** TO DO **
Go through the listing below and return each line that includes "använder".

** ENTRIES PROVIDED **
|---|

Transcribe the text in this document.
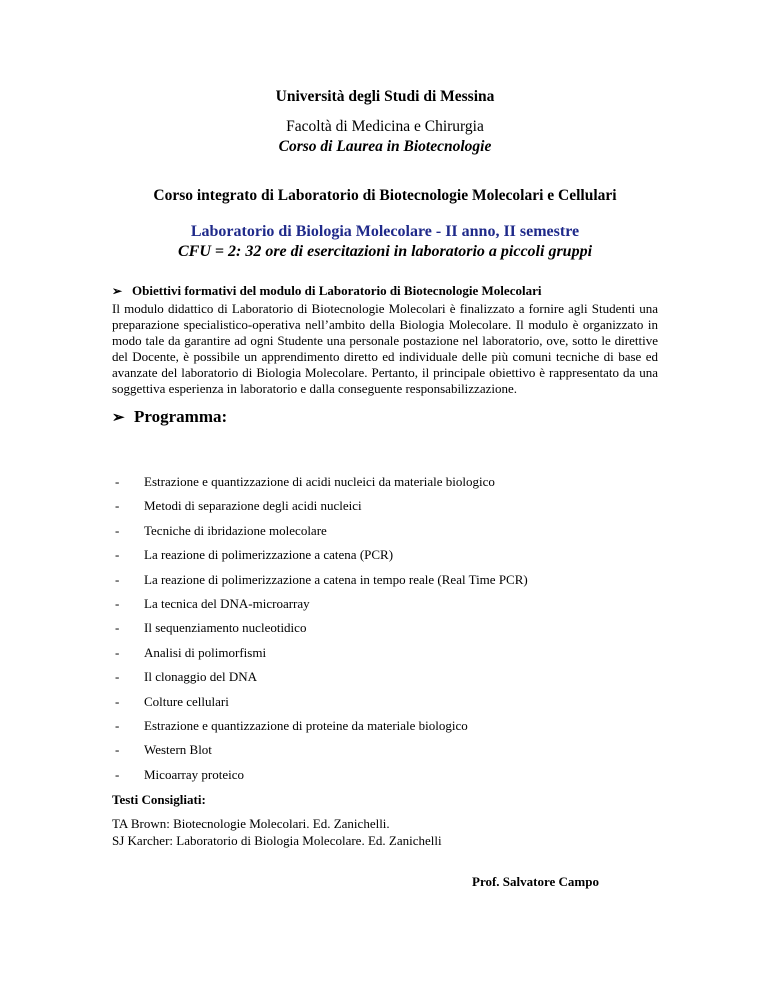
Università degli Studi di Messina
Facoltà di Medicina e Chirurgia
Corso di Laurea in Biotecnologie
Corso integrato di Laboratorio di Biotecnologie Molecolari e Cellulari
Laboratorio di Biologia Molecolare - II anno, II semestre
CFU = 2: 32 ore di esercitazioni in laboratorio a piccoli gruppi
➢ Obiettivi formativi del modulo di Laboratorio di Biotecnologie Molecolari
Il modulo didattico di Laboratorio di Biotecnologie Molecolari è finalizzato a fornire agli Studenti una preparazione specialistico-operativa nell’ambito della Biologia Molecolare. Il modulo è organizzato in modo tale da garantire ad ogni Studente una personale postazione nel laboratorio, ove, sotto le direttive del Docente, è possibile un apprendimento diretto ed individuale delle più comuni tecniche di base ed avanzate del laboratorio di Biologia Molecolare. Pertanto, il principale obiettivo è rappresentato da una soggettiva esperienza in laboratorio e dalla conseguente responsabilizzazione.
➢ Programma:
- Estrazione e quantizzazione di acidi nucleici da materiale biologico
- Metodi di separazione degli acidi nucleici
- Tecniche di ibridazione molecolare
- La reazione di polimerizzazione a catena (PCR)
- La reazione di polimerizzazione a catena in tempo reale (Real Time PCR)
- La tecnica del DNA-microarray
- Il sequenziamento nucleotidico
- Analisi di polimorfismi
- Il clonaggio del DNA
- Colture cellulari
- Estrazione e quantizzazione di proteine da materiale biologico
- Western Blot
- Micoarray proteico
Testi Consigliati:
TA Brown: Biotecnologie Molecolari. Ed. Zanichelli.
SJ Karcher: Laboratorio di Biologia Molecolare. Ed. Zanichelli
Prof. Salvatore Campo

|---|

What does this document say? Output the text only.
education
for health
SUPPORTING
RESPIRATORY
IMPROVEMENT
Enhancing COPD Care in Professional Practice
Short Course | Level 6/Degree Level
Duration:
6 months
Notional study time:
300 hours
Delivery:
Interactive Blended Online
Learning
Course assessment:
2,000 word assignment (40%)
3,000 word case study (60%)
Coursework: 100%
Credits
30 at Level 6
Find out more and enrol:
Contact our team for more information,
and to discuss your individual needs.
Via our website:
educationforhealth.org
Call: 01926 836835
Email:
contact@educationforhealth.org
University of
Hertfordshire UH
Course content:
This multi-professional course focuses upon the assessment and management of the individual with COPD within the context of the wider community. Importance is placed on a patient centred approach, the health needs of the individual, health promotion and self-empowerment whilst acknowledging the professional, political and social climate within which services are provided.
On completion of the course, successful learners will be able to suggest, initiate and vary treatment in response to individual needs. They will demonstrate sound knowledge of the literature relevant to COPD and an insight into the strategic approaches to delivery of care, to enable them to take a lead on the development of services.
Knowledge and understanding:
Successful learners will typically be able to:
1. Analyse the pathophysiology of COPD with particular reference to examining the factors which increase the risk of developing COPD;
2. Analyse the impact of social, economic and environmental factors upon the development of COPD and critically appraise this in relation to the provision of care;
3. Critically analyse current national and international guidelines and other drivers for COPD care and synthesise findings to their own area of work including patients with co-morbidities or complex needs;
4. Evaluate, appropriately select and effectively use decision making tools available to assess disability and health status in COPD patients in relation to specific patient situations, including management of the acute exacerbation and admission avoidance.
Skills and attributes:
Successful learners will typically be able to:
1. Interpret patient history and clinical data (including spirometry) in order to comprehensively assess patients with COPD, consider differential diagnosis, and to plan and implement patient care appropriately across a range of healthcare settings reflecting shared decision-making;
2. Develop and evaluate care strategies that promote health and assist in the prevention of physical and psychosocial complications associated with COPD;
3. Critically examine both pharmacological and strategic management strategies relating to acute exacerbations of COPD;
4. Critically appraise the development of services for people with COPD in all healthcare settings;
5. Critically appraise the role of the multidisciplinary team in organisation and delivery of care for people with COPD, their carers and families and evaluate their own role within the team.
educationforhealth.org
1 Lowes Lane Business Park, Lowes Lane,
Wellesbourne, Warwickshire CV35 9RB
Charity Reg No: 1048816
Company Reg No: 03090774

|---|

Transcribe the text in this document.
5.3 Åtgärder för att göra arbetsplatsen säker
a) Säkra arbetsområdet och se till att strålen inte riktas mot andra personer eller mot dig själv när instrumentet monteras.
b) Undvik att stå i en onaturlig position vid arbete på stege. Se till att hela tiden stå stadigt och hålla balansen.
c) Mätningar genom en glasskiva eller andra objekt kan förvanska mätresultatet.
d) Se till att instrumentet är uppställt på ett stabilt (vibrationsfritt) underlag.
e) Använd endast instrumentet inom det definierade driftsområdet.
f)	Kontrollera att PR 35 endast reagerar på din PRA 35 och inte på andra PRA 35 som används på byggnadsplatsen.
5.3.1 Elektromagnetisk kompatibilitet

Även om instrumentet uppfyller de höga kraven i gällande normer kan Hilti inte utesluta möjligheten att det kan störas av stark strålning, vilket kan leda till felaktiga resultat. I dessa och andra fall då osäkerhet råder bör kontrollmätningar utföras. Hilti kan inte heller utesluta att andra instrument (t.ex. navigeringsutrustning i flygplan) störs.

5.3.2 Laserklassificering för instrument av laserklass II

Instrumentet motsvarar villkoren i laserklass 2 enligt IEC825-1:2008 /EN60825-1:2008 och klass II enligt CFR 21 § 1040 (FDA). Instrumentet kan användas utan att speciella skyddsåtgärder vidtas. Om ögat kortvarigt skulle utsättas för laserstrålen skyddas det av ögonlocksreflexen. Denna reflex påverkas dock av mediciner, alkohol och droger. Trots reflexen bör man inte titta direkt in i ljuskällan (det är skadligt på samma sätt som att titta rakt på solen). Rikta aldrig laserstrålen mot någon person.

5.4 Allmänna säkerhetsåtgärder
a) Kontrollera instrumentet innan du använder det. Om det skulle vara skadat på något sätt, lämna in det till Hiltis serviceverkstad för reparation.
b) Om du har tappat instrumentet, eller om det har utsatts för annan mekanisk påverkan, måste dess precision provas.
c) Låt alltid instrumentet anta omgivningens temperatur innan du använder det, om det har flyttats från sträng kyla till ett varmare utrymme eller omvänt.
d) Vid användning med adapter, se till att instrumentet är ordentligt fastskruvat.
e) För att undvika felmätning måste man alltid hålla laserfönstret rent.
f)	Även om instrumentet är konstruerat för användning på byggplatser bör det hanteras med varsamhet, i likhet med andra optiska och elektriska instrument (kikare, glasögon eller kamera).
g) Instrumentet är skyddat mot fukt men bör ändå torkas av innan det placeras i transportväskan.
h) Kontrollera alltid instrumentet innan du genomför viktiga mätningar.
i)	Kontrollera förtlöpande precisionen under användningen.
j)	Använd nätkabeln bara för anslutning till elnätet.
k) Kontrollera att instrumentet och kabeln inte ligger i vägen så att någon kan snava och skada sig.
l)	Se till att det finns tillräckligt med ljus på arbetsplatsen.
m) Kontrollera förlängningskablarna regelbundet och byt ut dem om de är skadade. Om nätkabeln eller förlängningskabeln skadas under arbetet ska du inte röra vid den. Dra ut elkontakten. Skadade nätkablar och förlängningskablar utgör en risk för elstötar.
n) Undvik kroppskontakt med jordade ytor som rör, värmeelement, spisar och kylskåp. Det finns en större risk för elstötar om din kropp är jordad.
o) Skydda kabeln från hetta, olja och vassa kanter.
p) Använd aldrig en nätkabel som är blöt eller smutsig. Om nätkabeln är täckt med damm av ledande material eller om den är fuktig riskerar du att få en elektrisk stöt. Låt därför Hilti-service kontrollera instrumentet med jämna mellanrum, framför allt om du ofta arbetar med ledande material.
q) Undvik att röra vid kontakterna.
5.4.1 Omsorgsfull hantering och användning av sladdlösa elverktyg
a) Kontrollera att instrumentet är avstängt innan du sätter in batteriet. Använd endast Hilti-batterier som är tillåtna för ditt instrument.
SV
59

|---|

** EXPECTED ANSWER **
a) Kontrollera instrumentet innan du använder det. Om det skulle vara skadat på något sätt, lämna in det till Hiltis serviceverkstad för reparation.
c) Låt alltid instrumentet anta omgivningens temperatur innan du använder det, om det har flyttats från sträng kyla till ett varmare utrymme eller omvänt.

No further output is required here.